- _Written task_:
Filter the entries, keeping every line with the word "type".

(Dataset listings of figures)
┄┄┄┄┄┄

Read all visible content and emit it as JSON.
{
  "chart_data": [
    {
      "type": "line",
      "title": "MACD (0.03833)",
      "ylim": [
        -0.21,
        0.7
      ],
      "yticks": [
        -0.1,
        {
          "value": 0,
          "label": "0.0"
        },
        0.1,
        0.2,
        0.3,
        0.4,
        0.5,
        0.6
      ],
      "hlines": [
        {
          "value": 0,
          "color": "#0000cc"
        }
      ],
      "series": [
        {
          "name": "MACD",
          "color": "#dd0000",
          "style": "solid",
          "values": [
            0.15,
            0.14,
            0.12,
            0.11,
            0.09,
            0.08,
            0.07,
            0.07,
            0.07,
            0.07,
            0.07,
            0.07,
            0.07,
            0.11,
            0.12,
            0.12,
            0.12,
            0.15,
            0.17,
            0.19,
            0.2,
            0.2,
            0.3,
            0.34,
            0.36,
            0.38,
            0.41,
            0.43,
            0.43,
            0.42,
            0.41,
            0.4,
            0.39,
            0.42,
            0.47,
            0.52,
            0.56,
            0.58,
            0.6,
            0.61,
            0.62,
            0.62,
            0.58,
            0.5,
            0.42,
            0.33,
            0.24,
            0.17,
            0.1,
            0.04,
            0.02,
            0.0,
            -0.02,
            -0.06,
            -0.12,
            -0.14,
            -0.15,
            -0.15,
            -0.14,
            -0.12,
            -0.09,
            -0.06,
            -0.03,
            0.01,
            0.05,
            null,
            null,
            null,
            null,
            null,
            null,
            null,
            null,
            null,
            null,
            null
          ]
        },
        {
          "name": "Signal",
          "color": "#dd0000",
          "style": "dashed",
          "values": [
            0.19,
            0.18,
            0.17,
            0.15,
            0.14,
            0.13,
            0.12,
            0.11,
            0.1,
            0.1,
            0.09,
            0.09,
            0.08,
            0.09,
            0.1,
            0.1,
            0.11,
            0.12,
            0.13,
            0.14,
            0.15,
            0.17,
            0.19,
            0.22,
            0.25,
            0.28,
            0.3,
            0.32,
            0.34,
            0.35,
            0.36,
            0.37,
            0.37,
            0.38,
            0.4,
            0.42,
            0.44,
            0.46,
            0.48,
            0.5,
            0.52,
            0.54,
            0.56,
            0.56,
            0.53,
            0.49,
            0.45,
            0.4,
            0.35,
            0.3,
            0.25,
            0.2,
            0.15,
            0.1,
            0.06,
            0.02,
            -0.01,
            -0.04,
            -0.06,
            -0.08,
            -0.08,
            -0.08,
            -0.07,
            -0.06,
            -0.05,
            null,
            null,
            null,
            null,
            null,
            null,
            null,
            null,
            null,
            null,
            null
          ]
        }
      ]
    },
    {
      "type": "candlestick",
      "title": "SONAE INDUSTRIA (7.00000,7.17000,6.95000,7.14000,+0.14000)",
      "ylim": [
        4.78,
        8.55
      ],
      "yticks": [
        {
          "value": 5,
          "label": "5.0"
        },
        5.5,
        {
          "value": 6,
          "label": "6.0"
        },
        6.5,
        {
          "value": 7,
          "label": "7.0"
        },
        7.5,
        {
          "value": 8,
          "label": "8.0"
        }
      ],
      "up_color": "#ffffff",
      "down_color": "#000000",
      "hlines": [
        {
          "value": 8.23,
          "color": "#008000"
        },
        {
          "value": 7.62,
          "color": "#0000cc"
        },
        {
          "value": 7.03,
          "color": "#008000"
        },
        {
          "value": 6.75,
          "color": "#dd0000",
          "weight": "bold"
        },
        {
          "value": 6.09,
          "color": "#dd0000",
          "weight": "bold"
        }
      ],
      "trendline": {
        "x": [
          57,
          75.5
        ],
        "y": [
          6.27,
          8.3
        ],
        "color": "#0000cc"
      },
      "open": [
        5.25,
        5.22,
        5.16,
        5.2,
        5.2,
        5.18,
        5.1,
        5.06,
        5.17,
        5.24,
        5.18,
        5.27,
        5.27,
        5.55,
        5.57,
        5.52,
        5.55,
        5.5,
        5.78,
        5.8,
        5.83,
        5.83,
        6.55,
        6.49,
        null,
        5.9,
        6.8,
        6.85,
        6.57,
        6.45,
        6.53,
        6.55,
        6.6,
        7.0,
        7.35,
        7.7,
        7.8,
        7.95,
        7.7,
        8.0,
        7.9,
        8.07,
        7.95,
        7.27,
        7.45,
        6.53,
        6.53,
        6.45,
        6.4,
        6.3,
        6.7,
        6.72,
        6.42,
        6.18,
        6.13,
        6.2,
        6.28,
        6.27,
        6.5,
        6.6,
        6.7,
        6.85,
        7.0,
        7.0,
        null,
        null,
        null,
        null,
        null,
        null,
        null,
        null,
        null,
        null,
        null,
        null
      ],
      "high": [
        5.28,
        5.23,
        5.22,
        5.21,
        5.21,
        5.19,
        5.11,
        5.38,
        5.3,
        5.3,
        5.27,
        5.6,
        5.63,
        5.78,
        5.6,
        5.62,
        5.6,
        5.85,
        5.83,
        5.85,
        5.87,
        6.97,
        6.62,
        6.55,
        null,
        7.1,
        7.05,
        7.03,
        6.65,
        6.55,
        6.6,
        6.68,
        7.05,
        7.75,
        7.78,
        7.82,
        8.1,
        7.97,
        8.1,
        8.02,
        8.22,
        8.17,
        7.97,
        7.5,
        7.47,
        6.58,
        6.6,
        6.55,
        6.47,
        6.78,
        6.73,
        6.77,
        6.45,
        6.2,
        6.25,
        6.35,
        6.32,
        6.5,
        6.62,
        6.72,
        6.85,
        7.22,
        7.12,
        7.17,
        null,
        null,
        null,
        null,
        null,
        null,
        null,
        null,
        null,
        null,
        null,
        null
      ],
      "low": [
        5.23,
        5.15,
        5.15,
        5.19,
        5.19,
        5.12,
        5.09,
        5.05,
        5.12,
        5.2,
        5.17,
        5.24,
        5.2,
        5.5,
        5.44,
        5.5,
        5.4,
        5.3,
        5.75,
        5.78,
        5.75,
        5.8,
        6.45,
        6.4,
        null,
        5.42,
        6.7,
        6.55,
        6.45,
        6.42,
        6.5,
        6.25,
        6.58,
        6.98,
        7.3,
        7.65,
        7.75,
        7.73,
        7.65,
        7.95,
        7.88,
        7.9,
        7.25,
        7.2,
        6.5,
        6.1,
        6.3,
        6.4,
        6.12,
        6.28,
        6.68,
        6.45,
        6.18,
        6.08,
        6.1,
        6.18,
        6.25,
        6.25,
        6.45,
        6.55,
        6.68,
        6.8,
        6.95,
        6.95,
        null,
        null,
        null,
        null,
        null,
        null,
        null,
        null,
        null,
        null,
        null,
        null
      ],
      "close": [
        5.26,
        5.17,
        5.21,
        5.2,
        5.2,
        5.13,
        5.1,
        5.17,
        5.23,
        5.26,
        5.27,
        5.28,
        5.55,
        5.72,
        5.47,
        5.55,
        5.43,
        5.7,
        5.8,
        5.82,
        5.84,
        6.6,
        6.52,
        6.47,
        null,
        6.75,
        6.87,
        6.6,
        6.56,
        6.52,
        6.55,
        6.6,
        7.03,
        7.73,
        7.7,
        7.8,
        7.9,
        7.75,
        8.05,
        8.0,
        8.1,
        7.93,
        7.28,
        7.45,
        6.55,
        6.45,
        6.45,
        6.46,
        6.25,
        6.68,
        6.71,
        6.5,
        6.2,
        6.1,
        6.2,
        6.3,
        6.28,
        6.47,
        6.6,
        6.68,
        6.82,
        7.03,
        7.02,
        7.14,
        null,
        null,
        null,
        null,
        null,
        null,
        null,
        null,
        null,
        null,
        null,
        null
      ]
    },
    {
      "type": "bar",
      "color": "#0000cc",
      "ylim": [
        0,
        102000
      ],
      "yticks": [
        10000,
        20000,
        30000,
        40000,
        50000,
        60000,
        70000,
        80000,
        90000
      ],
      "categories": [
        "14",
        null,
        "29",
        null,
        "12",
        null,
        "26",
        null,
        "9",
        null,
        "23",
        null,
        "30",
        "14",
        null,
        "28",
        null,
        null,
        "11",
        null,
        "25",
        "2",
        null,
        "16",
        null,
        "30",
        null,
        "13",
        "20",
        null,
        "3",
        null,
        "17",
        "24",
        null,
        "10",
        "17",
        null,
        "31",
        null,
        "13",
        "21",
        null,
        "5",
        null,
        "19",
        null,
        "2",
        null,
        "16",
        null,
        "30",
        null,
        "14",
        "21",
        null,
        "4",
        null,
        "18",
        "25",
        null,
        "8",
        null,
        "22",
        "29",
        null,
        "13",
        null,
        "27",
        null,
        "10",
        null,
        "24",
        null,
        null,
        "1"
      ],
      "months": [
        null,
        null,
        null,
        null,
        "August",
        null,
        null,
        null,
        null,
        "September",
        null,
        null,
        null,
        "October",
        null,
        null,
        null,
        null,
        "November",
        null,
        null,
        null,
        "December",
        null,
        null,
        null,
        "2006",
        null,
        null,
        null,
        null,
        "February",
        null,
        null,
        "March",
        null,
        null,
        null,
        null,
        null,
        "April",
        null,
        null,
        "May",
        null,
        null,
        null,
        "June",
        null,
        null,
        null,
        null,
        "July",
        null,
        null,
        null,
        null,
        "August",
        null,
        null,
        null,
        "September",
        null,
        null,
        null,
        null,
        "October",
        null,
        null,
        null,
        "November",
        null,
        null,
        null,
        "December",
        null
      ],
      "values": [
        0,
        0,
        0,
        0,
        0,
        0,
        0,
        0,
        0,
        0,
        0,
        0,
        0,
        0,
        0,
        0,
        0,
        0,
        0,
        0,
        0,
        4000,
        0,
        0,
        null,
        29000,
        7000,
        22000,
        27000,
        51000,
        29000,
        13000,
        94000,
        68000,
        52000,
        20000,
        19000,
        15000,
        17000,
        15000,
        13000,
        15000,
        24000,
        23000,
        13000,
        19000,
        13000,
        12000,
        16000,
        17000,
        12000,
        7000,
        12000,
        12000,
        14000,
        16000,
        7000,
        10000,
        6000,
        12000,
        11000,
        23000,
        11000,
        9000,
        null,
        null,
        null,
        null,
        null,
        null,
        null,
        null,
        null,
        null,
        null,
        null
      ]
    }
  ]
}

┄┄┄┄┄┄

- _Finished task_:
      "type": "line",
      "type": "candlestick",
      "type": "bar",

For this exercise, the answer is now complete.